◆ WHAT THE TASK REQUIRES ◆
Drop every picture, then transcribe the remaining data exactly.

Figure content listings

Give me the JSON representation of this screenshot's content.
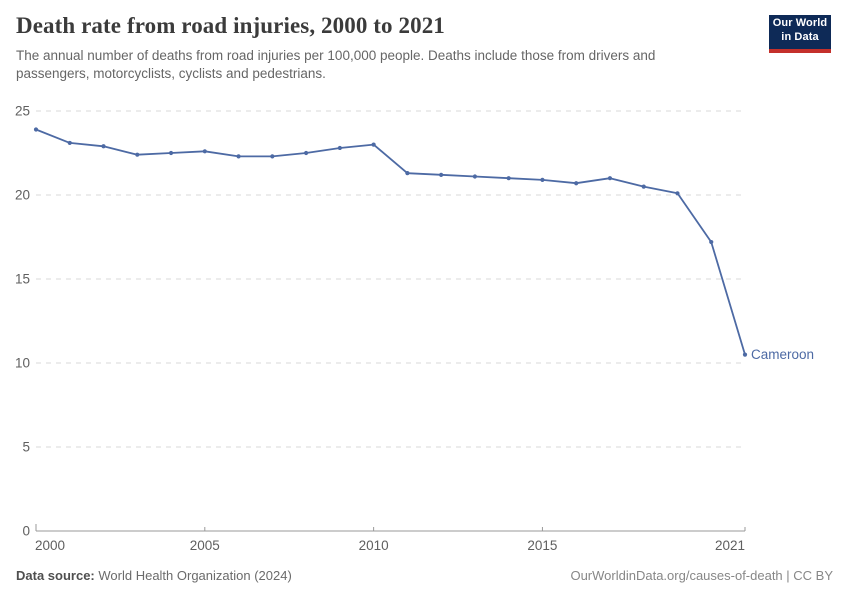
{
  "header": {
    "title": "Death rate from road injuries, 2000 to 2021",
    "subtitle": "The annual number of deaths from road injuries per 100,000 people. Deaths include those from drivers and passengers, motorcyclists, cyclists and pedestrians.",
    "logo": {
      "line1": "Our World",
      "line2": "in Data",
      "bg_color": "#0E2A57",
      "accent_color": "#C4302B"
    }
  },
  "chart_data": {
    "type": "line",
    "title": "Death rate from road injuries, 2000 to 2021",
    "xlabel": "",
    "ylabel": "",
    "xlim": [
      2000,
      2021
    ],
    "ylim": [
      0,
      25
    ],
    "x_ticks": [
      2000,
      2005,
      2010,
      2015,
      2021
    ],
    "y_ticks": [
      0,
      5,
      10,
      15,
      20,
      25
    ],
    "grid": "horizontal-dashed",
    "grid_color": "#d8d8d8",
    "axis_color": "#999999",
    "tick_label_color": "#5f5f5f",
    "legend_position": "end-of-line-label",
    "x": [
      2000,
      2001,
      2002,
      2003,
      2004,
      2005,
      2006,
      2007,
      2008,
      2009,
      2010,
      2011,
      2012,
      2013,
      2014,
      2015,
      2016,
      2017,
      2018,
      2019,
      2020,
      2021
    ],
    "series": [
      {
        "name": "Cameroon",
        "color": "#4D6AA4",
        "values": [
          23.9,
          23.1,
          22.9,
          22.4,
          22.5,
          22.6,
          22.3,
          22.3,
          22.5,
          22.8,
          23.0,
          21.3,
          21.2,
          21.1,
          21.0,
          20.9,
          20.7,
          21.0,
          20.5,
          20.1,
          17.2,
          10.5
        ]
      }
    ]
  },
  "footer": {
    "datasource_label": "Data source:",
    "datasource_value": "World Health Organization (2024)",
    "attribution": "OurWorldinData.org/causes-of-death | CC BY"
  }
}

◆ PROBLEM SOLUTION ◆
Give me the JSON representation of this screenshot's content.
{
  "header": {
    "title": "Death rate from road injuries, 2000 to 2021",
    "subtitle": "The annual number of deaths from road injuries per 100,000 people. Deaths include those from drivers and passengers, motorcyclists, cyclists and pedestrians.",
    "logo": {
      "line1": "Our World",
      "line2": "in Data",
      "bg_color": "#0E2A57",
      "accent_color": "#C4302B"
    }
  },
  "chart_data": {
    "type": "line",
    "title": "Death rate from road injuries, 2000 to 2021",
    "xlabel": "",
    "ylabel": "",
    "xlim": [
      2000,
      2021
    ],
    "ylim": [
      0,
      25
    ],
    "x_ticks": [
      2000,
      2005,
      2010,
      2015,
      2021
    ],
    "y_ticks": [
      0,
      5,
      10,
      15,
      20,
      25
    ],
    "grid": "horizontal-dashed",
    "grid_color": "#d8d8d8",
    "axis_color": "#999999",
    "tick_label_color": "#5f5f5f",
    "legend_position": "end-of-line-label",
    "x": [
      2000,
      2001,
      2002,
      2003,
      2004,
      2005,
      2006,
      2007,
      2008,
      2009,
      2010,
      2011,
      2012,
      2013,
      2014,
      2015,
      2016,
      2017,
      2018,
      2019,
      2020,
      2021
    ],
    "series": [
      {
        "name": "Cameroon",
        "color": "#4D6AA4",
        "values": [
          23.9,
          23.1,
          22.9,
          22.4,
          22.5,
          22.6,
          22.3,
          22.3,
          22.5,
          22.8,
          23.0,
          21.3,
          21.2,
          21.1,
          21.0,
          20.9,
          20.7,
          21.0,
          20.5,
          20.1,
          17.2,
          10.5
        ]
      }
    ]
  },
  "footer": {
    "datasource_label": "Data source:",
    "datasource_value": "World Health Organization (2024)",
    "attribution": "OurWorldinData.org/causes-of-death | CC BY"
  }
}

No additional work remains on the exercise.